*Data shown*:
^^^^^^^^

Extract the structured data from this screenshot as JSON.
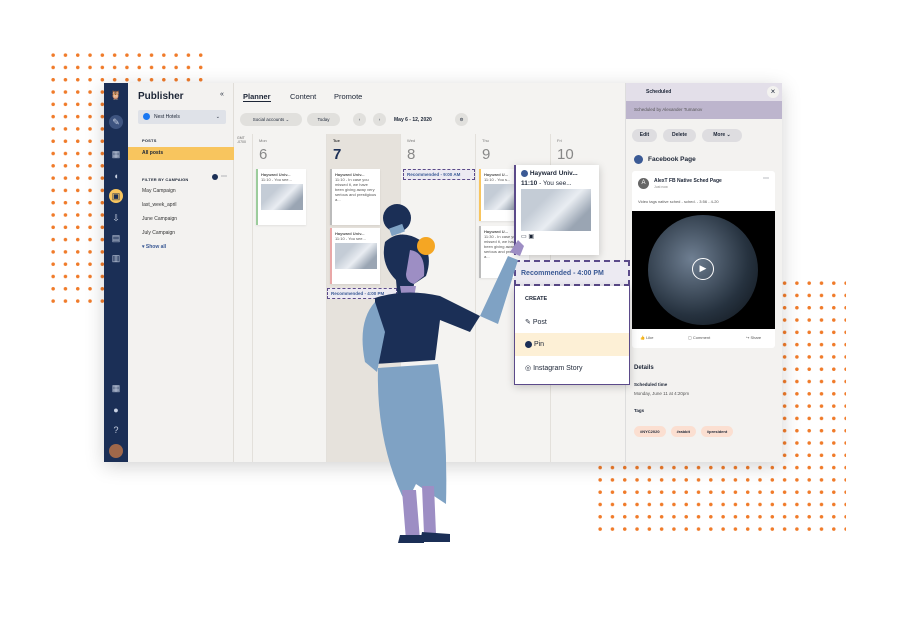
{
  "app": {
    "title": "Publisher",
    "account": "Nest Hotels"
  },
  "sidebar": {
    "posts_label": "POSTS",
    "all_posts": "All posts",
    "filter_label": "FILTER BY CAMPAIGN",
    "campaigns": [
      "May Campaign",
      "last_week_april",
      "June Campaign",
      "July Campaign"
    ],
    "show_all": "Show all"
  },
  "tabs": [
    "Planner",
    "Content",
    "Promote"
  ],
  "toolbar": {
    "social_accounts": "Social accounts",
    "today": "Today",
    "date_range": "May 6 - 12, 2020"
  },
  "calendar": {
    "tz": "GMT -0700",
    "days": [
      {
        "name": "Mon",
        "num": "6"
      },
      {
        "name": "Tue",
        "num": "7"
      },
      {
        "name": "Wed",
        "num": "8"
      },
      {
        "name": "Thu",
        "num": "9"
      },
      {
        "name": "Fri",
        "num": "10"
      }
    ],
    "cards": [
      {
        "title": "Hayward Univ...",
        "text": "11:10 - You see..."
      },
      {
        "title": "Hayward Univ...",
        "text": "11:10 - In case you missed it, we have been giving away very serious and prestigious a..."
      },
      {
        "title": "Hayward Univ...",
        "text": "11:10 - You see..."
      },
      {
        "title": "Hayward U...",
        "text": "11:10 - You s..."
      },
      {
        "title": "Hayward U...",
        "text": "11:30 - In case you missed it, we have been giving away very serious and prestigious a..."
      }
    ],
    "rec_wed": "Recommended - 9:00 AM",
    "rec_tue": "Recommended - 4:00 PM",
    "popup_card": {
      "title": "Hayward Univ...",
      "time": "11:10",
      "text": " - You see..."
    },
    "rec_main": "Recommended - 4:00 PM",
    "create": {
      "label": "CREATE",
      "items": [
        "Post",
        "Pin",
        "Instagram Story"
      ]
    }
  },
  "panel": {
    "status": "Scheduled",
    "by": "Scheduled by Alexander Tumanov",
    "buttons": [
      "Edit",
      "Delete",
      "More"
    ],
    "network": "Facebook Page",
    "page_name": "AlexT FB Native Sched Page",
    "time": "Just now",
    "avatar": "A",
    "caption": "Video tags native sched - sched. - 3:56 - 4-20",
    "actions": [
      "Like",
      "Comment",
      "Share"
    ],
    "details": "Details",
    "sched_label": "Scheduled time",
    "sched_value": "Monday, June 11 at 4:20pm",
    "tags_label": "Tags",
    "tags": [
      "#NYC2020",
      "#rabbit",
      "#president"
    ]
  },
  "colors": {
    "nav": "#1b2f56",
    "accent": "#f8c55e",
    "dots": "#f07b2a",
    "purple": "#5b4a8a"
  }
}
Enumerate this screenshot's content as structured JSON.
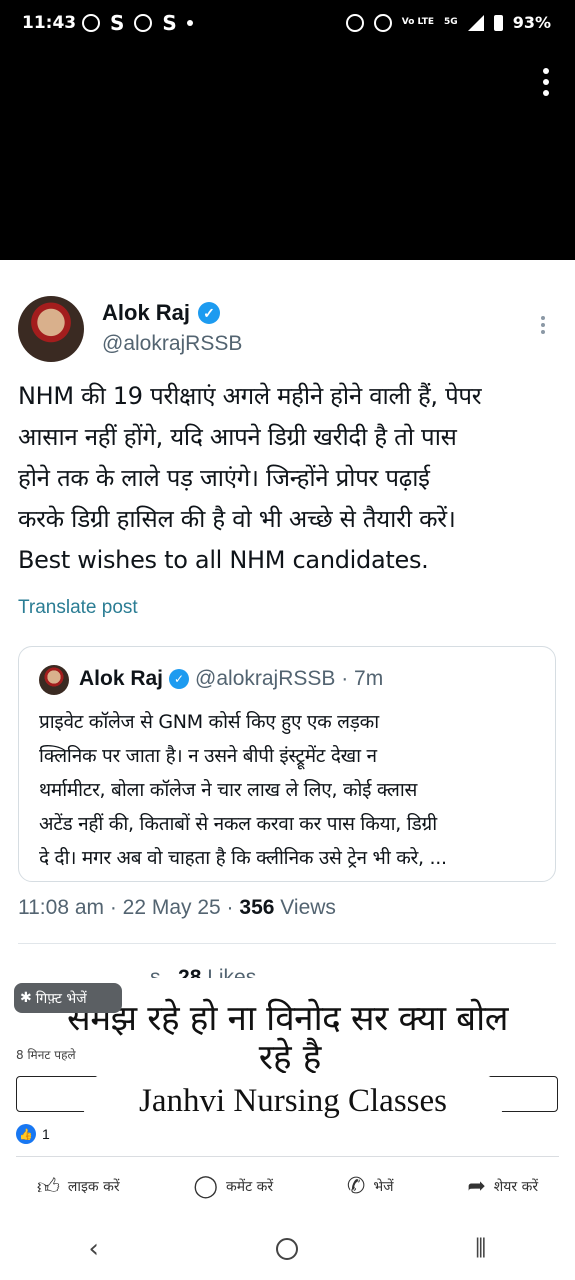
{
  "status_bar": {
    "time": "11:43",
    "left_icons": [
      "whatsapp-icon",
      "S",
      "cb",
      "S",
      "dot"
    ],
    "right_icons": [
      "alarm-icon",
      "dnd-icon",
      "volte-icon"
    ],
    "network": "5G",
    "battery": "93%",
    "volte": "Vo LTE"
  },
  "post": {
    "author": {
      "name": "Alok Raj",
      "handle": "@alokrajRSSB",
      "verified": true
    },
    "body_lines": [
      "NHM की 19 परीक्षाएं अगले महीने होने वाली हैं, पेपर",
      "आसान नहीं होंगे, यदि आपने डिग्री खरीदी है तो पास",
      "होने तक के लाले पड़ जाएंगे। जिन्होंने प्रोपर पढ़ाई",
      "करके डिग्री हासिल की है वो भी अच्छे से तैयारी करें।",
      "Best wishes to all NHM candidates."
    ],
    "translate_label": "Translate post",
    "quote": {
      "name": "Alok Raj",
      "handle": "@alokrajRSSB · 7m",
      "body_lines": [
        "प्राइवेट कॉलेज से GNM कोर्स किए हुए एक लड़का",
        "क्लिनिक पर जाता है। न उसने बीपी इंस्ट्रूमेंट देखा न",
        "थर्मामीटर,  बोला कॉलेज ने चार लाख ले लिए, कोई क्लास",
        "अटेंड नहीं की, किताबों से नकल करवा कर पास किया, डिग्री",
        "दे दी। मगर अब वो चाहता है कि क्लीनिक उसे ट्रेन भी करे, ..."
      ]
    },
    "meta": {
      "time": "11:08 am · 22 May 25 · ",
      "views_count": "356",
      "views_label": " Views"
    },
    "likes": {
      "prefix": "s",
      "count": "28",
      "label": " Likes"
    }
  },
  "overlay": {
    "gift_label": "गिफ़्ट भेजें",
    "time_ago": "8 मिनट पहले",
    "caption_line1": "समझ रहे हो ना विनोद सर क्या बोल",
    "caption_line2": "रहे है",
    "caption_brand": "Janhvi Nursing Classes"
  },
  "reactions": {
    "count": "1"
  },
  "actions": {
    "like": "लाइक करें",
    "comment": "कमेंट करें",
    "send": "भेजें",
    "share": "शेयर करें"
  },
  "colors": {
    "accent": "#1d9bf0",
    "fb_blue": "#1877f2",
    "translate": "#2b7d94"
  }
}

^^^^^^^^

*Task prompt*:
Of the lines in the data above, how many contain the word "very"? Give only that figure.

*Reply to the task*:
2